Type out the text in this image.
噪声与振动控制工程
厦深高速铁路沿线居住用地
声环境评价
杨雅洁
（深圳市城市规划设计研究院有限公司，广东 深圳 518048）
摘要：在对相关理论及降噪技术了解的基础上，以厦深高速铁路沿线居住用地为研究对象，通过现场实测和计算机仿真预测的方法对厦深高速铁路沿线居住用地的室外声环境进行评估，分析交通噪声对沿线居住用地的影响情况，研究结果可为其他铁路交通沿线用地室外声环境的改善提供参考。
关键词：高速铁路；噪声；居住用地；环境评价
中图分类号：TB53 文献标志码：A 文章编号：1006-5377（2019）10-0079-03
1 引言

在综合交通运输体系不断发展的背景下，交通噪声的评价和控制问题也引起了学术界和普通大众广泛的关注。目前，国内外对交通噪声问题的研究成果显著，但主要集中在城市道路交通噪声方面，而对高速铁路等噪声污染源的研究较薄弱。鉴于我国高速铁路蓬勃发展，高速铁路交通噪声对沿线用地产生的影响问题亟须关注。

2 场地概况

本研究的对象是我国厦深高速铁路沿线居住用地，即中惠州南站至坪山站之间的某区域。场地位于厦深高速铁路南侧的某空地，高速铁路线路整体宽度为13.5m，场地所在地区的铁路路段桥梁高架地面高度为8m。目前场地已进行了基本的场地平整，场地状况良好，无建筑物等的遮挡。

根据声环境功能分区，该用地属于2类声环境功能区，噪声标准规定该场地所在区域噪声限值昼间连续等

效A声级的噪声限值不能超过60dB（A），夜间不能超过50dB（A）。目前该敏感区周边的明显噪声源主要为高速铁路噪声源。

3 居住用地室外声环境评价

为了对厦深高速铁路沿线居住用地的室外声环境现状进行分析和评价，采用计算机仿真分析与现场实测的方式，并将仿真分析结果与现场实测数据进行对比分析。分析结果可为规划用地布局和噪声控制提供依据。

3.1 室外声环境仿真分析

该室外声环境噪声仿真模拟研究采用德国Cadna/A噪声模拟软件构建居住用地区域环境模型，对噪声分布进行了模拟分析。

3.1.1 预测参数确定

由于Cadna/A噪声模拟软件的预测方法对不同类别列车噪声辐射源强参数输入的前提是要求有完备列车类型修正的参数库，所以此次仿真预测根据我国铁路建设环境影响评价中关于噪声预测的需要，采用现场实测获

**REQUEST**
Retype the data exactly as given.

**TASK RESULT**
Type out the text in this image.
噪声与振动控制工程
厦深高速铁路沿线居住用地
声环境评价
杨雅洁
（深圳市城市规划设计研究院有限公司，广东 深圳 518048）
摘要：在对相关理论及降噪技术了解的基础上，以厦深高速铁路沿线居住用地为研究对象，通过现场实测和计算机仿真预测的方法对厦深高速铁路沿线居住用地的室外声环境进行评估，分析交通噪声对沿线居住用地的影响情况，研究结果可为其他铁路交通沿线用地室外声环境的改善提供参考。
关键词：高速铁路；噪声；居住用地；环境评价
中图分类号：TB53 文献标志码：A 文章编号：1006-5377（2019）10-0079-03
1 引言

在综合交通运输体系不断发展的背景下，交通噪声的评价和控制问题也引起了学术界和普通大众广泛的关注。目前，国内外对交通噪声问题的研究成果显著，但主要集中在城市道路交通噪声方面，而对高速铁路等噪声污染源的研究较薄弱。鉴于我国高速铁路蓬勃发展，高速铁路交通噪声对沿线用地产生的影响问题亟须关注。

2 场地概况

本研究的对象是我国厦深高速铁路沿线居住用地，即中惠州南站至坪山站之间的某区域。场地位于厦深高速铁路南侧的某空地，高速铁路线路整体宽度为13.5m，场地所在地区的铁路路段桥梁高架地面高度为8m。目前场地已进行了基本的场地平整，场地状况良好，无建筑物等的遮挡。

根据声环境功能分区，该用地属于2类声环境功能区，噪声标准规定该场地所在区域噪声限值昼间连续等

效A声级的噪声限值不能超过60dB（A），夜间不能超过50dB（A）。目前该敏感区周边的明显噪声源主要为高速铁路噪声源。

3 居住用地室外声环境评价

为了对厦深高速铁路沿线居住用地的室外声环境现状进行分析和评价，采用计算机仿真分析与现场实测的方式，并将仿真分析结果与现场实测数据进行对比分析。分析结果可为规划用地布局和噪声控制提供依据。

3.1 室外声环境仿真分析

该室外声环境噪声仿真模拟研究采用德国Cadna/A噪声模拟软件构建居住用地区域环境模型，对噪声分布进行了模拟分析。

3.1.1 预测参数确定

由于Cadna/A噪声模拟软件的预测方法对不同类别列车噪声辐射源强参数输入的前提是要求有完备列车类型修正的参数库，所以此次仿真预测根据我国铁路建设环境影响评价中关于噪声预测的需要，采用现场实测获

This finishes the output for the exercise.